Given request
Copy the listing below in full and skip every picture.
....
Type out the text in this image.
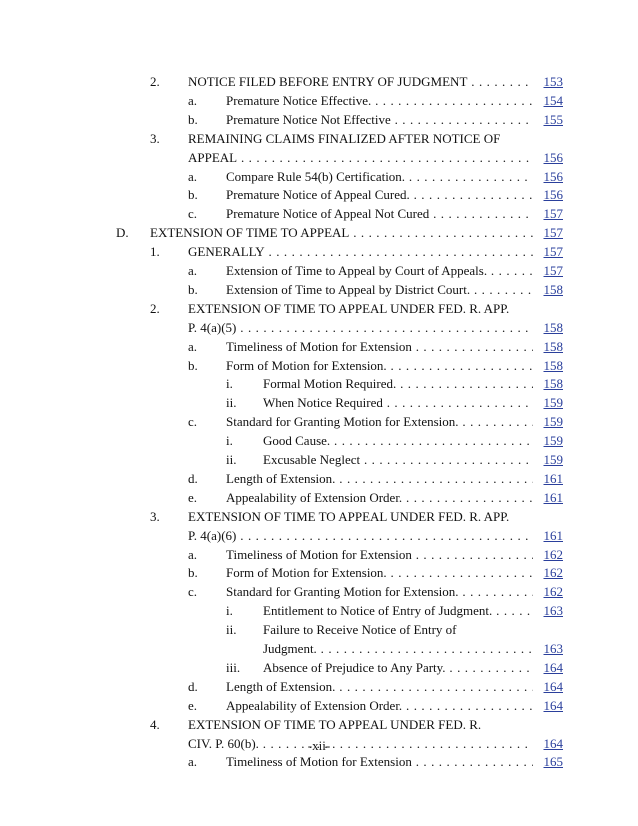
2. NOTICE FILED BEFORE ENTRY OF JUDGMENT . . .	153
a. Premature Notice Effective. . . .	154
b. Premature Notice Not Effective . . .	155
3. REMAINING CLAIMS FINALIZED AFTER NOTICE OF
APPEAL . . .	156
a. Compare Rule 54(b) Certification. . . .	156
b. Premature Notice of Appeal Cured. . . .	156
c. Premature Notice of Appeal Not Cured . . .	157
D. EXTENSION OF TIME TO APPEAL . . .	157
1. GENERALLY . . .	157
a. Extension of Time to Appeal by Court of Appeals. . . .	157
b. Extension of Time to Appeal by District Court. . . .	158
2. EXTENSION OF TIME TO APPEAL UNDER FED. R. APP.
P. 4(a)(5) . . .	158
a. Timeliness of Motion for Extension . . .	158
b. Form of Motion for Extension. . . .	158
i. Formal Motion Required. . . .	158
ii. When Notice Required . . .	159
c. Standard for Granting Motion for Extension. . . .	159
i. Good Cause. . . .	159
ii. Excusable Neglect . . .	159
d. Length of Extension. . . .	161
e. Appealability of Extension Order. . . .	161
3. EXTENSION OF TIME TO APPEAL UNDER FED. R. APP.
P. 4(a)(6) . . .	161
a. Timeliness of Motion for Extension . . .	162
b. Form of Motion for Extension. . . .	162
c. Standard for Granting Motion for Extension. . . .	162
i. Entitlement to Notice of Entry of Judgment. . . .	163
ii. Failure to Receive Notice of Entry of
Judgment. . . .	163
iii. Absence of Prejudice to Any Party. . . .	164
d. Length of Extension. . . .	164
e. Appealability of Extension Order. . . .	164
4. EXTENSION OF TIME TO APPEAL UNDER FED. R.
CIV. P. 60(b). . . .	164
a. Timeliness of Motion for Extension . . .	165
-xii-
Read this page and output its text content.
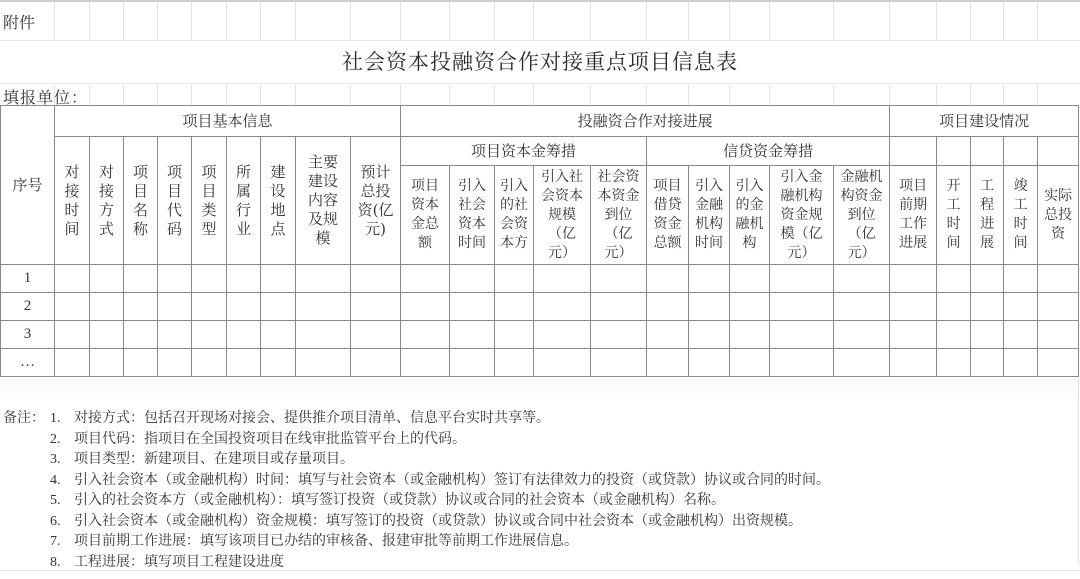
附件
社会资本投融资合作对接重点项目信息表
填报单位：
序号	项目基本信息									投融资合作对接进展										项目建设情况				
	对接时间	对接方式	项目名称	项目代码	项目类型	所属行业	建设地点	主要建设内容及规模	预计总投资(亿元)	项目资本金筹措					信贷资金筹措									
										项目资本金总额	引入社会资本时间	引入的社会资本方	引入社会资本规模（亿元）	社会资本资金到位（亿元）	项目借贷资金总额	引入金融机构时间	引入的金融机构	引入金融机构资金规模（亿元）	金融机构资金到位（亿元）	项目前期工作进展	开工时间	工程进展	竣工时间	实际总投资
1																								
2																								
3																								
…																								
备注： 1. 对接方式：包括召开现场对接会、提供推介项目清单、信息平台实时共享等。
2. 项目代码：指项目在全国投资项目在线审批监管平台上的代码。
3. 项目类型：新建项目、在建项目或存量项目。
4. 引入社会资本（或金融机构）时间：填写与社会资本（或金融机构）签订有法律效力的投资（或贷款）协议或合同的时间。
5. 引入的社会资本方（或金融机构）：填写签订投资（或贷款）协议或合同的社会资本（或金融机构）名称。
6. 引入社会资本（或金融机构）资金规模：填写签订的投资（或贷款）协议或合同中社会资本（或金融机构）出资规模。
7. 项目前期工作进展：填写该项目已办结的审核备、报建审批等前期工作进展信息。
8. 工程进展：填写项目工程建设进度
....
Result
Type out the text in this image.
2. NOTICE FILED BEFORE ENTRY OF JUDGMENT . . .	153
a. Premature Notice Effective. . . .	154
b. Premature Notice Not Effective . . .	155
3. REMAINING CLAIMS FINALIZED AFTER NOTICE OF
APPEAL . . .	156
a. Compare Rule 54(b) Certification. . . .	156
b. Premature Notice of Appeal Cured. . . .	156
c. Premature Notice of Appeal Not Cured . . .	157
D. EXTENSION OF TIME TO APPEAL . . .	157
1. GENERALLY . . .	157
a. Extension of Time to Appeal by Court of Appeals. . . .	157
b. Extension of Time to Appeal by District Court. . . .	158
2. EXTENSION OF TIME TO APPEAL UNDER FED. R. APP.
P. 4(a)(5) . . .	158
a. Timeliness of Motion for Extension . . .	158
b. Form of Motion for Extension. . . .	158
i. Formal Motion Required. . . .	158
ii. When Notice Required . . .	159
c. Standard for Granting Motion for Extension. . . .	159
i. Good Cause. . . .	159
ii. Excusable Neglect . . .	159
d. Length of Extension. . . .	161
e. Appealability of Extension Order. . . .	161
3. EXTENSION OF TIME TO APPEAL UNDER FED. R. APP.
P. 4(a)(6) . . .	161
a. Timeliness of Motion for Extension . . .	162
b. Form of Motion for Extension. . . .	162
c. Standard for Granting Motion for Extension. . . .	162
i. Entitlement to Notice of Entry of Judgment. . . .	163
ii. Failure to Receive Notice of Entry of
Judgment. . . .	163
iii. Absence of Prejudice to Any Party. . . .	164
d. Length of Extension. . . .	164
e. Appealability of Extension Order. . . .	164
4. EXTENSION OF TIME TO APPEAL UNDER FED. R.
CIV. P. 60(b). . . .	164
a. Timeliness of Motion for Extension . . .	165
-xii-
Read this page and output its text content.
附件
社会资本投融资合作对接重点项目信息表
填报单位：
序号	项目基本信息									投融资合作对接进展										项目建设情况				
	对接时间	对接方式	项目名称	项目代码	项目类型	所属行业	建设地点	主要建设内容及规模	预计总投资(亿元)	项目资本金筹措					信贷资金筹措									
										项目资本金总额	引入社会资本时间	引入的社会资本方	引入社会资本规模（亿元）	社会资本资金到位（亿元）	项目借贷资金总额	引入金融机构时间	引入的金融机构	引入金融机构资金规模（亿元）	金融机构资金到位（亿元）	项目前期工作进展	开工时间	工程进展	竣工时间	实际总投资
1																								
2																								
3																								
…																								
备注： 1. 对接方式：包括召开现场对接会、提供推介项目清单、信息平台实时共享等。
2. 项目代码：指项目在全国投资项目在线审批监管平台上的代码。
3. 项目类型：新建项目、在建项目或存量项目。
4. 引入社会资本（或金融机构）时间：填写与社会资本（或金融机构）签订有法律效力的投资（或贷款）协议或合同的时间。
5. 引入的社会资本方（或金融机构）：填写签订投资（或贷款）协议或合同的社会资本（或金融机构）名称。
6. 引入社会资本（或金融机构）资金规模：填写签订的投资（或贷款）协议或合同中社会资本（或金融机构）出资规模。
7. 项目前期工作进展：填写该项目已办结的审核备、报建审批等前期工作进展信息。
8. 工程进展：填写项目工程建设进度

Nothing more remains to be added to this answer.